### Task brief
Can you write out all of the records below again, putting "y-axis-label" wherever "y-tick-label" appears and changing nothing else?

### Records of where elements show up

--------

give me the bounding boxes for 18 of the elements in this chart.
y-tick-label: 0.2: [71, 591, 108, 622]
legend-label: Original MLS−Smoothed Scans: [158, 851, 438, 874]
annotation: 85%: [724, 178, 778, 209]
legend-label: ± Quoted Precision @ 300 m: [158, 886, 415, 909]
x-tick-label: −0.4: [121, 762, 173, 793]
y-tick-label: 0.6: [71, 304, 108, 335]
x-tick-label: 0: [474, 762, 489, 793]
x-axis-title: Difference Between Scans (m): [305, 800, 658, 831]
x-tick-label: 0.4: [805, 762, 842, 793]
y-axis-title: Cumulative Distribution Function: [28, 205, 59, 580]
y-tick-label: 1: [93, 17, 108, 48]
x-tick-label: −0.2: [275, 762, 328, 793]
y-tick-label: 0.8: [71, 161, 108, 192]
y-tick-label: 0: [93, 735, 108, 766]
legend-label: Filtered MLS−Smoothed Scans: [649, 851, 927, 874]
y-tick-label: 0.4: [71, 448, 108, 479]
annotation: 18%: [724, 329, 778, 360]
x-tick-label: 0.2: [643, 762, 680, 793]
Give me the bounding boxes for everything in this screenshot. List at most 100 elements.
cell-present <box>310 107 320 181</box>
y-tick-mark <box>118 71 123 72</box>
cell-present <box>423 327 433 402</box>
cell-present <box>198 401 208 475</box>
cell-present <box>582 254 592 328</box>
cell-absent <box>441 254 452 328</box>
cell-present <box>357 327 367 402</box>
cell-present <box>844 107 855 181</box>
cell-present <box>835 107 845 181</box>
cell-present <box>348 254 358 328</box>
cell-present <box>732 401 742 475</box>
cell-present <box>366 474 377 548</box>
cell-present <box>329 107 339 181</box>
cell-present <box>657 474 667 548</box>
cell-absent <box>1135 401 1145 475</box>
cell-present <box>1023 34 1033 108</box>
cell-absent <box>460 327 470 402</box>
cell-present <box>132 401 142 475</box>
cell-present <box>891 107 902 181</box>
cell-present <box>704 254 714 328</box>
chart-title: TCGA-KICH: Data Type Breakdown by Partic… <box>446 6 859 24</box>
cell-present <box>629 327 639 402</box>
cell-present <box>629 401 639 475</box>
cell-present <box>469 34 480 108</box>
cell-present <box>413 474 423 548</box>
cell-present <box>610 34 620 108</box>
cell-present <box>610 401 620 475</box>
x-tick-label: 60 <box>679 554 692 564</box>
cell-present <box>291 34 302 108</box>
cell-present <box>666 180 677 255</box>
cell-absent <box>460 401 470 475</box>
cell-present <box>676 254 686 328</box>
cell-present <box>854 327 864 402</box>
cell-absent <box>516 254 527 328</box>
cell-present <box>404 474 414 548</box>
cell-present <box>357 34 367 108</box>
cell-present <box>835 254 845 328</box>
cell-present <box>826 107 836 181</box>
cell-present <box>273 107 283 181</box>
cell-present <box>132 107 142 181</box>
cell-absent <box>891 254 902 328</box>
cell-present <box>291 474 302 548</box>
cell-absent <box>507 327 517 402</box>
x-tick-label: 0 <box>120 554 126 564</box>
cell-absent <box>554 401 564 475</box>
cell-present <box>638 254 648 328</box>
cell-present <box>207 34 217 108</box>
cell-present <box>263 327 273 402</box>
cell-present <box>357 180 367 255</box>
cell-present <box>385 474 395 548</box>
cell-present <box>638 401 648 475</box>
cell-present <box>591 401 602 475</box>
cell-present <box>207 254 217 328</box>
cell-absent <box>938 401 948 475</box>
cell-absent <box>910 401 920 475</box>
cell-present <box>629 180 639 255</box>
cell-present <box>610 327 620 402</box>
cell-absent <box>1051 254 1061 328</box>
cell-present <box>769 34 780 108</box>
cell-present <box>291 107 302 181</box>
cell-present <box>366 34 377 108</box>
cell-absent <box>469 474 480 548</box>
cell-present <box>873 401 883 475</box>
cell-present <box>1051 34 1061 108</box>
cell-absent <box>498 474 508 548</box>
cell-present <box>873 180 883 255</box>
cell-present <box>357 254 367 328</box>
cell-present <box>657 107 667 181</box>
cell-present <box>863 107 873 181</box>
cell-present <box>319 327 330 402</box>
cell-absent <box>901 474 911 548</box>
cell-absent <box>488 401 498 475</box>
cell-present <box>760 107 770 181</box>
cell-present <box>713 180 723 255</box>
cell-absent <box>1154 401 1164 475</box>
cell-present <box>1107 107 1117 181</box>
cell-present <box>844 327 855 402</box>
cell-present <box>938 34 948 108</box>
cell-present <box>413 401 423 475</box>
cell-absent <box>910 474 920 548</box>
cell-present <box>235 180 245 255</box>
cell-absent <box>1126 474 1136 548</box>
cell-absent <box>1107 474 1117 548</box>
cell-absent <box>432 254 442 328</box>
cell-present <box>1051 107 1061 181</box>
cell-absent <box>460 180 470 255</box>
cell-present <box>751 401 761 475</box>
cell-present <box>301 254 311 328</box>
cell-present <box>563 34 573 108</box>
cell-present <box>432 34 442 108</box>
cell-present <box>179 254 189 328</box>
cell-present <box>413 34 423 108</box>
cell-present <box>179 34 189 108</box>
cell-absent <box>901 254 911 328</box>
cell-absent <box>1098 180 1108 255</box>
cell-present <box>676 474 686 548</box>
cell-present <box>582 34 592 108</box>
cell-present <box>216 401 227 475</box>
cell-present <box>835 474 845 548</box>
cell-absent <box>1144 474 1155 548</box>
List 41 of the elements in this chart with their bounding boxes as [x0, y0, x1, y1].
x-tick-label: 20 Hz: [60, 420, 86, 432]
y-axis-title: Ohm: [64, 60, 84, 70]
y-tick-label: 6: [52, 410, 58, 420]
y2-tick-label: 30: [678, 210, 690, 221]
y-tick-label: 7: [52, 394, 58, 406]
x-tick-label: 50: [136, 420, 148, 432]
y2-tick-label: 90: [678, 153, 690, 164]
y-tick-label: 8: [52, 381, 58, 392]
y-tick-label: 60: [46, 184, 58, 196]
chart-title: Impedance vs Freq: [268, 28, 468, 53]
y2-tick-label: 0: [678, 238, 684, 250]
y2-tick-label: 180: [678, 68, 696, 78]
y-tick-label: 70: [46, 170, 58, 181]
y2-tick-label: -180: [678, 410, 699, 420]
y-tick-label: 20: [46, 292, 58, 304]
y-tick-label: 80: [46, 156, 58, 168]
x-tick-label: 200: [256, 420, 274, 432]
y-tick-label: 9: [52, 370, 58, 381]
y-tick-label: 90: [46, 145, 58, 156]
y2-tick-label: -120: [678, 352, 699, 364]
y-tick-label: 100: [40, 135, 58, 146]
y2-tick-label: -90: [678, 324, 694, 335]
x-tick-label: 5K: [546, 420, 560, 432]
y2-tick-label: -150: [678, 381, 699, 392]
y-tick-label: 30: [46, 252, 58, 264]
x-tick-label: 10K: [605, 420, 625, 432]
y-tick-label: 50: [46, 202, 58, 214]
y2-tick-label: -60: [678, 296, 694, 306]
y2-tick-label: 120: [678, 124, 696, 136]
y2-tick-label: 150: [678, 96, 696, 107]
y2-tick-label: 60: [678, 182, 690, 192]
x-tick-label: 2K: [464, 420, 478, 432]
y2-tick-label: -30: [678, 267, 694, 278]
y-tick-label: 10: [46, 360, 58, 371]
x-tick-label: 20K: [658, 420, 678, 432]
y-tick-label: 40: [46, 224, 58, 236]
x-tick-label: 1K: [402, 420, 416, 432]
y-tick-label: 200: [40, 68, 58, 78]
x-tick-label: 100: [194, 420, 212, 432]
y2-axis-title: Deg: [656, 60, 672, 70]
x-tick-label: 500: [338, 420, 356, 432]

--------

### Correct output
give me the bounding boxes for 18 of the elements in this chart.
y-axis-label: 0.2: [71, 591, 108, 622]
legend-label: Original MLS−Smoothed Scans: [158, 851, 438, 874]
annotation: 85%: [724, 178, 778, 209]
legend-label: ± Quoted Precision @ 300 m: [158, 886, 415, 909]
x-tick-label: −0.4: [121, 762, 173, 793]
y-axis-label: 0.6: [71, 304, 108, 335]
x-tick-label: 0: [474, 762, 489, 793]
x-axis-title: Difference Between Scans (m): [305, 800, 658, 831]
x-tick-label: 0.4: [805, 762, 842, 793]
y-axis-title: Cumulative Distribution Function: [28, 205, 59, 580]
y-axis-label: 1: [93, 17, 108, 48]
x-tick-label: −0.2: [275, 762, 328, 793]
y-axis-label: 0.8: [71, 161, 108, 192]
y-axis-label: 0: [93, 735, 108, 766]
legend-label: Filtered MLS−Smoothed Scans: [649, 851, 927, 874]
y-axis-label: 0.4: [71, 448, 108, 479]
annotation: 18%: [724, 329, 778, 360]
x-tick-label: 0.2: [643, 762, 680, 793]
Give me the bounding boxes for everything in this screenshot. List at most 100 elements.
cell-present <box>310 107 320 181</box>
y-tick-mark <box>118 71 123 72</box>
cell-present <box>423 327 433 402</box>
cell-present <box>198 401 208 475</box>
cell-present <box>582 254 592 328</box>
cell-absent <box>441 254 452 328</box>
cell-present <box>357 327 367 402</box>
cell-present <box>844 107 855 181</box>
cell-present <box>835 107 845 181</box>
cell-present <box>348 254 358 328</box>
cell-present <box>732 401 742 475</box>
cell-present <box>366 474 377 548</box>
cell-present <box>329 107 339 181</box>
cell-present <box>657 474 667 548</box>
cell-absent <box>1135 401 1145 475</box>
cell-present <box>1023 34 1033 108</box>
cell-absent <box>460 327 470 402</box>
cell-present <box>132 401 142 475</box>
cell-present <box>891 107 902 181</box>
cell-present <box>704 254 714 328</box>
chart-title: TCGA-KICH: Data Type Breakdown by Partic… <box>446 6 859 24</box>
cell-present <box>629 327 639 402</box>
cell-present <box>629 401 639 475</box>
cell-present <box>469 34 480 108</box>
cell-present <box>413 474 423 548</box>
cell-present <box>610 34 620 108</box>
cell-present <box>610 401 620 475</box>
x-tick-label: 60 <box>679 554 692 564</box>
cell-present <box>291 34 302 108</box>
cell-present <box>666 180 677 255</box>
cell-absent <box>460 401 470 475</box>
cell-present <box>676 254 686 328</box>
cell-present <box>854 327 864 402</box>
cell-absent <box>516 254 527 328</box>
cell-present <box>404 474 414 548</box>
cell-present <box>357 34 367 108</box>
cell-present <box>835 254 845 328</box>
cell-present <box>826 107 836 181</box>
cell-present <box>273 107 283 181</box>
cell-present <box>132 107 142 181</box>
cell-absent <box>891 254 902 328</box>
cell-present <box>291 474 302 548</box>
cell-absent <box>507 327 517 402</box>
x-tick-label: 0 <box>120 554 126 564</box>
cell-absent <box>554 401 564 475</box>
cell-present <box>638 254 648 328</box>
cell-present <box>207 34 217 108</box>
cell-present <box>263 327 273 402</box>
cell-present <box>357 180 367 255</box>
cell-present <box>385 474 395 548</box>
cell-present <box>638 401 648 475</box>
cell-present <box>591 401 602 475</box>
cell-present <box>207 254 217 328</box>
cell-absent <box>938 401 948 475</box>
cell-absent <box>910 401 920 475</box>
cell-present <box>629 180 639 255</box>
cell-present <box>610 327 620 402</box>
cell-absent <box>1051 254 1061 328</box>
cell-present <box>769 34 780 108</box>
cell-present <box>291 107 302 181</box>
cell-present <box>366 34 377 108</box>
cell-absent <box>469 474 480 548</box>
cell-present <box>873 401 883 475</box>
cell-present <box>1051 34 1061 108</box>
cell-absent <box>498 474 508 548</box>
cell-present <box>873 180 883 255</box>
cell-present <box>357 254 367 328</box>
cell-present <box>657 107 667 181</box>
cell-present <box>863 107 873 181</box>
cell-present <box>319 327 330 402</box>
cell-absent <box>901 474 911 548</box>
cell-absent <box>488 401 498 475</box>
cell-present <box>760 107 770 181</box>
cell-present <box>713 180 723 255</box>
cell-absent <box>1154 401 1164 475</box>
cell-present <box>1107 107 1117 181</box>
cell-present <box>844 327 855 402</box>
cell-present <box>938 34 948 108</box>
cell-present <box>413 401 423 475</box>
cell-absent <box>910 474 920 548</box>
cell-present <box>235 180 245 255</box>
cell-absent <box>1126 474 1136 548</box>
cell-absent <box>1107 474 1117 548</box>
cell-absent <box>432 254 442 328</box>
cell-present <box>1051 107 1061 181</box>
cell-absent <box>460 180 470 255</box>
cell-present <box>751 401 761 475</box>
cell-present <box>301 254 311 328</box>
cell-present <box>563 34 573 108</box>
cell-present <box>432 34 442 108</box>
cell-present <box>179 254 189 328</box>
cell-present <box>413 34 423 108</box>
cell-present <box>179 34 189 108</box>
cell-absent <box>901 254 911 328</box>
cell-absent <box>1098 180 1108 255</box>
cell-present <box>676 474 686 548</box>
cell-present <box>582 34 592 108</box>
cell-present <box>216 401 227 475</box>
cell-present <box>835 474 845 548</box>
cell-absent <box>1144 474 1155 548</box>
List 41 of the elements in this chart with their bounding boxes as [x0, y0, x1, y1].
x-tick-label: 20 Hz: [60, 420, 86, 432]
y-axis-title: Ohm: [64, 60, 84, 70]
y-axis-label: 6: [52, 410, 58, 420]
y2-tick-label: 30: [678, 210, 690, 221]
y-axis-label: 7: [52, 394, 58, 406]
x-tick-label: 50: [136, 420, 148, 432]
y2-tick-label: 90: [678, 153, 690, 164]
y-axis-label: 8: [52, 381, 58, 392]
y-axis-label: 60: [46, 184, 58, 196]
chart-title: Impedance vs Freq: [268, 28, 468, 53]
y2-tick-label: 0: [678, 238, 684, 250]
y2-tick-label: 180: [678, 68, 696, 78]
y-axis-label: 70: [46, 170, 58, 181]
y2-tick-label: -180: [678, 410, 699, 420]
y-axis-label: 20: [46, 292, 58, 304]
y-axis-label: 80: [46, 156, 58, 168]
x-tick-label: 200: [256, 420, 274, 432]
y-axis-label: 9: [52, 370, 58, 381]
y-axis-label: 90: [46, 145, 58, 156]
y2-tick-label: -120: [678, 352, 699, 364]
y-axis-label: 100: [40, 135, 58, 146]
y2-tick-label: -90: [678, 324, 694, 335]
x-tick-label: 5K: [546, 420, 560, 432]
y2-tick-label: -150: [678, 381, 699, 392]
y-axis-label: 30: [46, 252, 58, 264]
x-tick-label: 10K: [605, 420, 625, 432]
y-axis-label: 50: [46, 202, 58, 214]
y2-tick-label: -60: [678, 296, 694, 306]
y2-tick-label: 120: [678, 124, 696, 136]
y2-tick-label: 150: [678, 96, 696, 107]
y2-tick-label: 60: [678, 182, 690, 192]
x-tick-label: 2K: [464, 420, 478, 432]
y2-tick-label: -30: [678, 267, 694, 278]
y-axis-label: 10: [46, 360, 58, 371]
x-tick-label: 20K: [658, 420, 678, 432]
y-axis-label: 40: [46, 224, 58, 236]
x-tick-label: 1K: [402, 420, 416, 432]
y-axis-label: 200: [40, 68, 58, 78]
x-tick-label: 100: [194, 420, 212, 432]
y2-axis-title: Deg: [656, 60, 672, 70]
x-tick-label: 500: [338, 420, 356, 432]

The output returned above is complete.